====== PAGE ======
Since there is a hinge at each end of each member, there are $2m$ connections between members and hinged joints in the structure (where $m$ is the number of truss members). To find the number of equations of condition at each joint, the previous equation $e_c = n-1$ applies. This equation tells us that for each hinged joint, there are $e_c = n-1$ equations of condition, where $n$ is the number of members connected to the hinge. This means that each joint has one less equation of condition than the number of members connected to it. Therefore, we must subtract $1$ from the total number of hinged connections at for each joint. The total number of equations of condition for the whole truss then becomes the total number of connections between members connected to hinged joints, minus the number of joints (since we have to subtract $1$ for each joint):

\begin{align} \tag{4} e_c = 2m - j \end{align}

where $m$ is the number of truss members and $j$ is the total number of joints between truss members.
====== ITEMS ======
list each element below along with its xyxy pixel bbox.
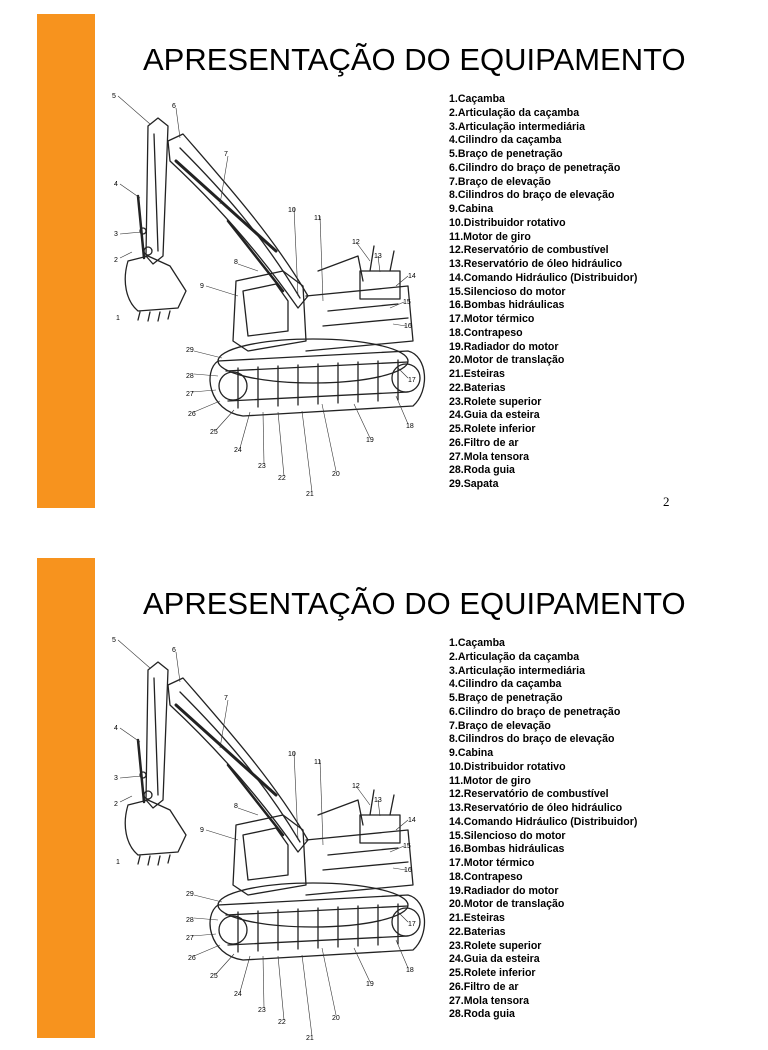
======
====== ITEMS ======
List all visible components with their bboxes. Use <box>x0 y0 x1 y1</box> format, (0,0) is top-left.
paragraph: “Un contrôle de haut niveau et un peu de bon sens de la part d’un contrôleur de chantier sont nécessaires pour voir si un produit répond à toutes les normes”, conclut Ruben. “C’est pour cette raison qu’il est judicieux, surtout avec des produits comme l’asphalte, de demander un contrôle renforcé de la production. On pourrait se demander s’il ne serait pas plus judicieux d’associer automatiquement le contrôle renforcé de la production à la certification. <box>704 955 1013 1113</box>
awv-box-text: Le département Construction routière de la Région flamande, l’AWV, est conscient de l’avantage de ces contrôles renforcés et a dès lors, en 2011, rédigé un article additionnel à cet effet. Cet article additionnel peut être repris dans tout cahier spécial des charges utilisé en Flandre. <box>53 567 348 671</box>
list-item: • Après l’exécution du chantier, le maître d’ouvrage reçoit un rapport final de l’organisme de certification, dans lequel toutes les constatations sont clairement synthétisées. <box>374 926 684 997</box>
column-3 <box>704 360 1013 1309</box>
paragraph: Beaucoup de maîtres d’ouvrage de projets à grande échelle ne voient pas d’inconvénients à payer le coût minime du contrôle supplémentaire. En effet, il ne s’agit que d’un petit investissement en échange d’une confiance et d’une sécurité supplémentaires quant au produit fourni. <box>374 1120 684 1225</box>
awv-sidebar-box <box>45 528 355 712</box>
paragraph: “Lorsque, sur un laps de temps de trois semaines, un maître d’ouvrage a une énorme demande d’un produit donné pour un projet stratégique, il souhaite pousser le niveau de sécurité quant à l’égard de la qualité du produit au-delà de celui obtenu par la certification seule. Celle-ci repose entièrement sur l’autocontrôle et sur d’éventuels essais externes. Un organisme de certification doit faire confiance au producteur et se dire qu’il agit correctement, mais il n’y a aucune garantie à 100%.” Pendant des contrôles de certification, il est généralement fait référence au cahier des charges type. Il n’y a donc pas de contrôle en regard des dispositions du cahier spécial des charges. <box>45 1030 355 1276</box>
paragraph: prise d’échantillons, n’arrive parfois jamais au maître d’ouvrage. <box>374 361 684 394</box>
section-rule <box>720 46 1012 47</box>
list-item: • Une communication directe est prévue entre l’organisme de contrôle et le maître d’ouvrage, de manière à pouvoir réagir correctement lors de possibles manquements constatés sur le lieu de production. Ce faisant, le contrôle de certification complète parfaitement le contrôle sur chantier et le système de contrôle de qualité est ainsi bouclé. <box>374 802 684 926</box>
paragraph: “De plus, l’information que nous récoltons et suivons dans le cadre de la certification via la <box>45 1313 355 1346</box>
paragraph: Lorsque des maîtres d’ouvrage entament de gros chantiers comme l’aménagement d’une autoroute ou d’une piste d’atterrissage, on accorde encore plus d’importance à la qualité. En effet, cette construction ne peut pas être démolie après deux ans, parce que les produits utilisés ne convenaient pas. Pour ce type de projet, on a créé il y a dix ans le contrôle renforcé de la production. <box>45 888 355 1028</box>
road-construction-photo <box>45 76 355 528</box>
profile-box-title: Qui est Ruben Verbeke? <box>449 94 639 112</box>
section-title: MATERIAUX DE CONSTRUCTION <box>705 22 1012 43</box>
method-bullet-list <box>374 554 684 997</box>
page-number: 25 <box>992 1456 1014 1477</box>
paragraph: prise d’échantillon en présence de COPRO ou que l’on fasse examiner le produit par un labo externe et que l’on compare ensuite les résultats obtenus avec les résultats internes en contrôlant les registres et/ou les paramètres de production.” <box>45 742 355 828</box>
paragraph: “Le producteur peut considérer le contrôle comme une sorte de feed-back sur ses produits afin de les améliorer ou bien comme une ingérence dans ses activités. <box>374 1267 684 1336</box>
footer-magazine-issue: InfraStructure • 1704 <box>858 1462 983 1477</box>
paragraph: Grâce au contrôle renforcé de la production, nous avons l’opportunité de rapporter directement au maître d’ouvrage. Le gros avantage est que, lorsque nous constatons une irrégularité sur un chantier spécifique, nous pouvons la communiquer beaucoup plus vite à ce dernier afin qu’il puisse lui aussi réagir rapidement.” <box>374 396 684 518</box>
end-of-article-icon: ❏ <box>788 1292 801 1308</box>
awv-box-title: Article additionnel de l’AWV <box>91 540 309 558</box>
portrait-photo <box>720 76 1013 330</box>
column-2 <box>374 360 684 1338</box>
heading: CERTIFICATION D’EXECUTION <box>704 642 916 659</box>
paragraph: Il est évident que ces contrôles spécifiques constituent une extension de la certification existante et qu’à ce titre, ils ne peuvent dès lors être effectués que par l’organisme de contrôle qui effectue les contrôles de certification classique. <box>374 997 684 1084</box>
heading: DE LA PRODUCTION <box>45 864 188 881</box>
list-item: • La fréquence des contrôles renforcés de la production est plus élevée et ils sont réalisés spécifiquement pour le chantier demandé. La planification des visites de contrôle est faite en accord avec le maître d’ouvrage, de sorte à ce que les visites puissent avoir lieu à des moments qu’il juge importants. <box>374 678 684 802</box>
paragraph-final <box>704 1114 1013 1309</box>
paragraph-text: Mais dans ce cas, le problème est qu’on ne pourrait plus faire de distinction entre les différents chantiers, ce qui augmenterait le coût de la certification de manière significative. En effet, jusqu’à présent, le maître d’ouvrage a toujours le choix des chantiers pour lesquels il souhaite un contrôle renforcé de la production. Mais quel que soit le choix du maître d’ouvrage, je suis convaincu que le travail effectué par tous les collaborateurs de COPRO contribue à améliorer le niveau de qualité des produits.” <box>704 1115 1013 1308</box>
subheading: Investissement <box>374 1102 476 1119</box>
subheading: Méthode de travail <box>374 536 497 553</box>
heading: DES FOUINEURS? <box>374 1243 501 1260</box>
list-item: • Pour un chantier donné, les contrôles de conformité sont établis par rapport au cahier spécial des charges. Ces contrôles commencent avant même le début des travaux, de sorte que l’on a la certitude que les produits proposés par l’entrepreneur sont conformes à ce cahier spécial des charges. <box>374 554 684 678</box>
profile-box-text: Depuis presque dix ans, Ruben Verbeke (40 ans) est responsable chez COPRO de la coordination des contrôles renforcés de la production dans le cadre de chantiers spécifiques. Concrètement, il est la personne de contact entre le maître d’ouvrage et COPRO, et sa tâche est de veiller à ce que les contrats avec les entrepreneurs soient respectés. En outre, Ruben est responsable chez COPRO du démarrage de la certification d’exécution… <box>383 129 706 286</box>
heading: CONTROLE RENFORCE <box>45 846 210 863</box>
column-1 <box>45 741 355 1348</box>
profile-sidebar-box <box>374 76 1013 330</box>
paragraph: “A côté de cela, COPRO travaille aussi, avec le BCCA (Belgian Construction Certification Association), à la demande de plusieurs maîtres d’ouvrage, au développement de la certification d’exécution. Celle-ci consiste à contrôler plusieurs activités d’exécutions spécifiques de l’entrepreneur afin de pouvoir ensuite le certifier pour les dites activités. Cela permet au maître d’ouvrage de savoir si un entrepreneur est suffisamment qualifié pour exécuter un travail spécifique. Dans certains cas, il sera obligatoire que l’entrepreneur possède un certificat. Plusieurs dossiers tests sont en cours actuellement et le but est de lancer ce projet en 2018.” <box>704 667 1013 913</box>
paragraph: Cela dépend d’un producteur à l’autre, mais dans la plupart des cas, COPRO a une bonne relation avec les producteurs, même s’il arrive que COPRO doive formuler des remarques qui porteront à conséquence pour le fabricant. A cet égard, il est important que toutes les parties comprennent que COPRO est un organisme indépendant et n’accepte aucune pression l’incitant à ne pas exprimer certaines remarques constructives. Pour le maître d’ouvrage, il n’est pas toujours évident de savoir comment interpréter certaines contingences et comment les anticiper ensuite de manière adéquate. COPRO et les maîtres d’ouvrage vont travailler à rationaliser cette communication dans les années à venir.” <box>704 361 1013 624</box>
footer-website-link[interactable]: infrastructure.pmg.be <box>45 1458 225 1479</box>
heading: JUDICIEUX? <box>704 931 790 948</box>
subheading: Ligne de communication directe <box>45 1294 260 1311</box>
======
» **TASK INSTRUCTIONS**
Copy out the passage on equations of condition for trusses in full, word for word.

» **EXERCISE RESPONSE**
Since there is a hinge at each end of each member, there are $2m$ connections between members and hinged joints in the structure (where $m$ is the number of truss members). To find the number of equations of condition at each joint, the previous equation $e_c = n-1$ applies. This equation tells us that for each hinged joint, there are $e_c = n-1$ equations of condition, where $n$ is the number of members connected to the hinge. This means that each joint has one less equation of condition than the number of members connected to it. Therefore, we must subtract $1$ from the total number of hinged connections at for each joint. The total number of equations of condition for the whole truss then becomes the total number of connections between members connected to hinged joints, minus the number of joints (since we have to subtract $1$ for each joint):

\begin{align} \tag{4} e_c = 2m - j \end{align}

where $m$ is the number of truss members and $j$ is the total number of joints between truss members.